[Dataset rows]
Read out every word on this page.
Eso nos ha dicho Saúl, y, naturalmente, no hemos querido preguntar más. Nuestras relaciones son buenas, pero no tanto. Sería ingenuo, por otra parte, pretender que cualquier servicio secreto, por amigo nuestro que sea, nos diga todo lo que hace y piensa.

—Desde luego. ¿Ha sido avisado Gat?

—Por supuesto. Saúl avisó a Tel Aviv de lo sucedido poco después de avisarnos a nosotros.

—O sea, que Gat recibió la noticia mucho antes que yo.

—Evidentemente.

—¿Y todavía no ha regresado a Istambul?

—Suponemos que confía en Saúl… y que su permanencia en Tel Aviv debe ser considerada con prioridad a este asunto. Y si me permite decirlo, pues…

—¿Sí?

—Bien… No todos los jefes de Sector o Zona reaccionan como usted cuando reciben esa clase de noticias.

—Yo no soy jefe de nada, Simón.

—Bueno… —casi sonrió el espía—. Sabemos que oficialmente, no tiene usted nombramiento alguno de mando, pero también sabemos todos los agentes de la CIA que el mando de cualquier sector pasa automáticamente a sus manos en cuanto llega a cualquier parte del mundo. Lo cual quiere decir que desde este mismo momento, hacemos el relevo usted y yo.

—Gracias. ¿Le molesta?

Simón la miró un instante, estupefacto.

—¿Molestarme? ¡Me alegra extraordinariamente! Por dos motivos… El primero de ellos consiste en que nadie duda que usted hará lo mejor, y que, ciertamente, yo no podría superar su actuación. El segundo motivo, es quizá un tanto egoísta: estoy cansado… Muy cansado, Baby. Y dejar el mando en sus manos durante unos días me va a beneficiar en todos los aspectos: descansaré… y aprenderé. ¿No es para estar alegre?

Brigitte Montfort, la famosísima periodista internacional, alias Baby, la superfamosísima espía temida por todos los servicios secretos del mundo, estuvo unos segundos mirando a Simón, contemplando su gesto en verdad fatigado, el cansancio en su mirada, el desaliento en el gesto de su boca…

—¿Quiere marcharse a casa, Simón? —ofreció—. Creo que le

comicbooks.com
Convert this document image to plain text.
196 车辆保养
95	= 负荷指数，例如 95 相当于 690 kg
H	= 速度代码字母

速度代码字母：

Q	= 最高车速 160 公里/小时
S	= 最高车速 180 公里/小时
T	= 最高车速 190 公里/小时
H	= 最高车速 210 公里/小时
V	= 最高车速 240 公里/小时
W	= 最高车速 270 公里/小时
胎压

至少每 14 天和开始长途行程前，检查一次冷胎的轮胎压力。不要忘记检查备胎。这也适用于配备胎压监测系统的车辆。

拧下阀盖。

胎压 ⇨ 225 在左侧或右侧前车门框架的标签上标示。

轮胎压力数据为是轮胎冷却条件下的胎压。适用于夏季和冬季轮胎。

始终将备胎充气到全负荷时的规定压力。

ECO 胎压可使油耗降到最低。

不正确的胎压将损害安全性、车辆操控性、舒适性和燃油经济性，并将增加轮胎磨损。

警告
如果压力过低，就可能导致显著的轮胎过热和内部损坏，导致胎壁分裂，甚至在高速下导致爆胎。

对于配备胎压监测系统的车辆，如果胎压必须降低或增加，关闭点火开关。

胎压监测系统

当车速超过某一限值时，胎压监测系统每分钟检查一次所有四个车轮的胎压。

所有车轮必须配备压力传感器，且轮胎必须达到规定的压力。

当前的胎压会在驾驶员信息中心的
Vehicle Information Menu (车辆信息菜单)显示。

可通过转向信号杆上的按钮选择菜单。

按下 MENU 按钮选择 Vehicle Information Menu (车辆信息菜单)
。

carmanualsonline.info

## [Problem requirements]
From the listing above, reproduce all the lines exactly.

## [Correct answer]
Read out every word on this page.
Eso nos ha dicho Saúl, y, naturalmente, no hemos querido preguntar más. Nuestras relaciones son buenas, pero no tanto. Sería ingenuo, por otra parte, pretender que cualquier servicio secreto, por amigo nuestro que sea, nos diga todo lo que hace y piensa.

—Desde luego. ¿Ha sido avisado Gat?

—Por supuesto. Saúl avisó a Tel Aviv de lo sucedido poco después de avisarnos a nosotros.

—O sea, que Gat recibió la noticia mucho antes que yo.

—Evidentemente.

—¿Y todavía no ha regresado a Istambul?

—Suponemos que confía en Saúl… y que su permanencia en Tel Aviv debe ser considerada con prioridad a este asunto. Y si me permite decirlo, pues…

—¿Sí?

—Bien… No todos los jefes de Sector o Zona reaccionan como usted cuando reciben esa clase de noticias.

—Yo no soy jefe de nada, Simón.

—Bueno… —casi sonrió el espía—. Sabemos que oficialmente, no tiene usted nombramiento alguno de mando, pero también sabemos todos los agentes de la CIA que el mando de cualquier sector pasa automáticamente a sus manos en cuanto llega a cualquier parte del mundo. Lo cual quiere decir que desde este mismo momento, hacemos el relevo usted y yo.

—Gracias. ¿Le molesta?

Simón la miró un instante, estupefacto.

—¿Molestarme? ¡Me alegra extraordinariamente! Por dos motivos… El primero de ellos consiste en que nadie duda que usted hará lo mejor, y que, ciertamente, yo no podría superar su actuación. El segundo motivo, es quizá un tanto egoísta: estoy cansado… Muy cansado, Baby. Y dejar el mando en sus manos durante unos días me va a beneficiar en todos los aspectos: descansaré… y aprenderé. ¿No es para estar alegre?

Brigitte Montfort, la famosísima periodista internacional, alias Baby, la superfamosísima espía temida por todos los servicios secretos del mundo, estuvo unos segundos mirando a Simón, contemplando su gesto en verdad fatigado, el cansancio en su mirada, el desaliento en el gesto de su boca…

—¿Quiere marcharse a casa, Simón? —ofreció—. Creo que le

comicbooks.com
Convert this document image to plain text.
196 车辆保养
95	= 负荷指数，例如 95 相当于 690 kg
H	= 速度代码字母

速度代码字母：

Q	= 最高车速 160 公里/小时
S	= 最高车速 180 公里/小时
T	= 最高车速 190 公里/小时
H	= 最高车速 210 公里/小时
V	= 最高车速 240 公里/小时
W	= 最高车速 270 公里/小时
胎压

至少每 14 天和开始长途行程前，检查一次冷胎的轮胎压力。不要忘记检查备胎。这也适用于配备胎压监测系统的车辆。

拧下阀盖。

胎压 ⇨ 225 在左侧或右侧前车门框架的标签上标示。

轮胎压力数据为是轮胎冷却条件下的胎压。适用于夏季和冬季轮胎。

始终将备胎充气到全负荷时的规定压力。

ECO 胎压可使油耗降到最低。

不正确的胎压将损害安全性、车辆操控性、舒适性和燃油经济性，并将增加轮胎磨损。

警告
如果压力过低，就可能导致显著的轮胎过热和内部损坏，导致胎壁分裂，甚至在高速下导致爆胎。

对于配备胎压监测系统的车辆，如果胎压必须降低或增加，关闭点火开关。

胎压监测系统

当车速超过某一限值时，胎压监测系统每分钟检查一次所有四个车轮的胎压。

所有车轮必须配备压力传感器，且轮胎必须达到规定的压力。

当前的胎压会在驾驶员信息中心的
Vehicle Information Menu (车辆信息菜单)显示。

可通过转向信号杆上的按钮选择菜单。

按下 MENU 按钮选择 Vehicle Information Menu (车辆信息菜单)
。

carmanualsonline.info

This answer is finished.